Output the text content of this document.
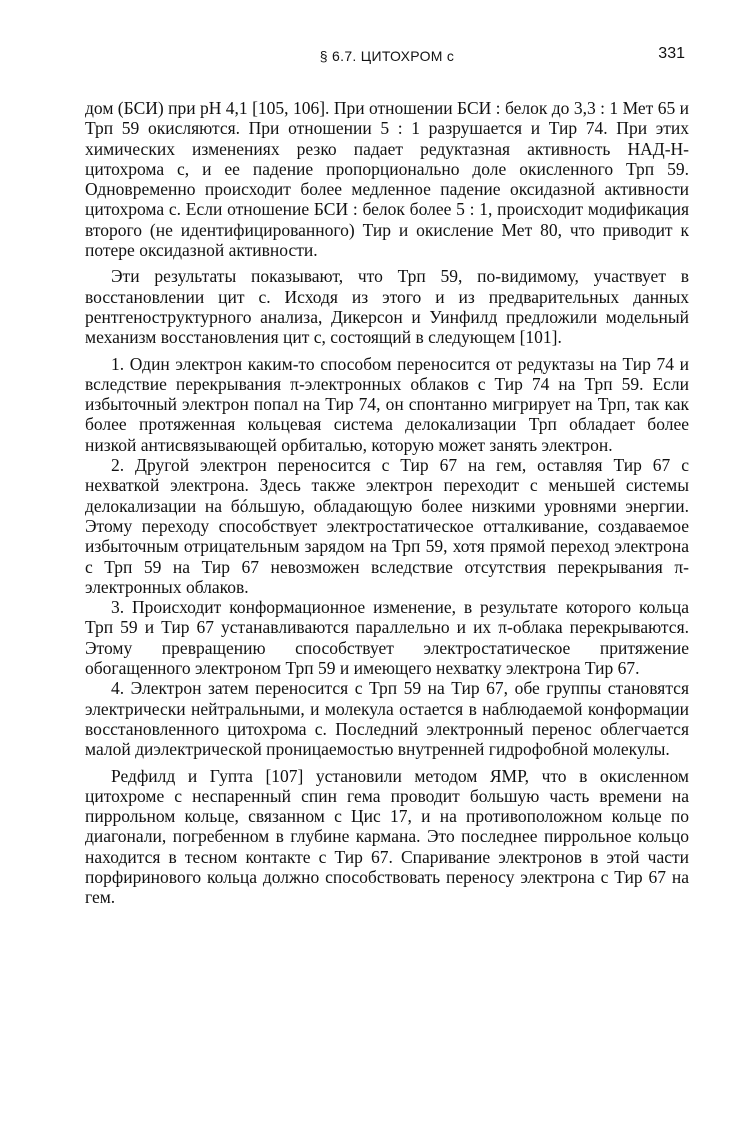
§ 6.7. ЦИТОХРОМ c	331

дом (БСИ) при рН 4,1 [105, 106]. При отношении БСИ : белок до 3,3 : 1 Мет 65 и Трп 59 окисляются. При отношении 5 : 1 разрушается и Тир 74. При этих химических изменениях резко падает редуктазная активность НАД-Н-цитохрома c, и ее падение пропорционально доле окисленного Трп 59. Одновременно происходит более медленное падение оксидазной активности цитохрома c. Если отношение БСИ : белок более 5 : 1, происходит модификация второго (не идентифицированного) Тир и окисление Мет 80, что приводит к потере оксидазной активности.

Эти результаты показывают, что Трп 59, по-видимому, участвует в восстановлении цит c. Исходя из этого и из предварительных данных рентгеноструктурного анализа, Дикерсон и Уинфилд предложили модельный механизм восстановления цит c, состоящий в следующем [101].

1. Один электрон каким-то способом переносится от редуктазы на Тир 74 и вследствие перекрывания π-электронных облаков с Тир 74 на Трп 59. Если избыточный электрон попал на Тир 74, он спонтанно мигрирует на Трп, так как более протяженная кольцевая система делокализации Трп обладает более низкой антисвязывающей орбиталью, которую может занять электрон.

2. Другой электрон переносится с Тир 67 на гем, оставляя Тир 67 с нехваткой электрона. Здесь также электрон переходит с меньшей системы делокализации на бóльшую, обладающую более низкими уровнями энергии. Этому переходу способствует электростатическое отталкивание, создаваемое избыточным отрицательным зарядом на Трп 59, хотя прямой переход электрона с Трп 59 на Тир 67 невозможен вследствие отсутствия перекрывания π-электронных облаков.

3. Происходит конформационное изменение, в результате которого кольца Трп 59 и Тир 67 устанавливаются параллельно и их π-облака перекрываются. Этому превращению способствует электростатическое притяжение обогащенного электроном Трп 59 и имеющего нехватку электрона Тир 67.

4. Электрон затем переносится с Трп 59 на Тир 67, обе группы становятся электрически нейтральными, и молекула остается в наблюдаемой конформации восстановленного цитохрома c. Последний электронный перенос облегчается малой диэлектрической проницаемостью внутренней гидрофобной молекулы.

Редфилд и Гупта [107] установили методом ЯМР, что в окисленном цитохроме c неспаренный спин гема проводит большую часть времени на пиррольном кольце, связанном с Цис 17, и на противоположном кольце по диагонали, погребенном в глубине кармана. Это последнее пиррольное кольцо находится в тесном контакте с Тир 67. Спаривание электронов в этой части порфиринового кольца должно способствовать переносу электрона с Тир 67 на гем.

### GIVEN REQUEST
Repeat the records above exactly, leaving out any pictures they contain.

### RIGHT ANSWER
Output the text content of this document.
§ 6.7. ЦИТОХРОМ c	331

дом (БСИ) при рН 4,1 [105, 106]. При отношении БСИ : белок до 3,3 : 1 Мет 65 и Трп 59 окисляются. При отношении 5 : 1 разрушается и Тир 74. При этих химических изменениях резко падает редуктазная активность НАД-Н-цитохрома c, и ее падение пропорционально доле окисленного Трп 59. Одновременно происходит более медленное падение оксидазной активности цитохрома c. Если отношение БСИ : белок более 5 : 1, происходит модификация второго (не идентифицированного) Тир и окисление Мет 80, что приводит к потере оксидазной активности.

Эти результаты показывают, что Трп 59, по-видимому, участвует в восстановлении цит c. Исходя из этого и из предварительных данных рентгеноструктурного анализа, Дикерсон и Уинфилд предложили модельный механизм восстановления цит c, состоящий в следующем [101].

1. Один электрон каким-то способом переносится от редуктазы на Тир 74 и вследствие перекрывания π-электронных облаков с Тир 74 на Трп 59. Если избыточный электрон попал на Тир 74, он спонтанно мигрирует на Трп, так как более протяженная кольцевая система делокализации Трп обладает более низкой антисвязывающей орбиталью, которую может занять электрон.

2. Другой электрон переносится с Тир 67 на гем, оставляя Тир 67 с нехваткой электрона. Здесь также электрон переходит с меньшей системы делокализации на бóльшую, обладающую более низкими уровнями энергии. Этому переходу способствует электростатическое отталкивание, создаваемое избыточным отрицательным зарядом на Трп 59, хотя прямой переход электрона с Трп 59 на Тир 67 невозможен вследствие отсутствия перекрывания π-электронных облаков.

3. Происходит конформационное изменение, в результате которого кольца Трп 59 и Тир 67 устанавливаются параллельно и их π-облака перекрываются. Этому превращению способствует электростатическое притяжение обогащенного электроном Трп 59 и имеющего нехватку электрона Тир 67.

4. Электрон затем переносится с Трп 59 на Тир 67, обе группы становятся электрически нейтральными, и молекула остается в наблюдаемой конформации восстановленного цитохрома c. Последний электронный перенос облегчается малой диэлектрической проницаемостью внутренней гидрофобной молекулы.

Редфилд и Гупта [107] установили методом ЯМР, что в окисленном цитохроме c неспаренный спин гема проводит большую часть времени на пиррольном кольце, связанном с Цис 17, и на противоположном кольце по диагонали, погребенном в глубине кармана. Это последнее пиррольное кольцо находится в тесном контакте с Тир 67. Спаривание электронов в этой части порфиринового кольца должно способствовать переносу электрона с Тир 67 на гем.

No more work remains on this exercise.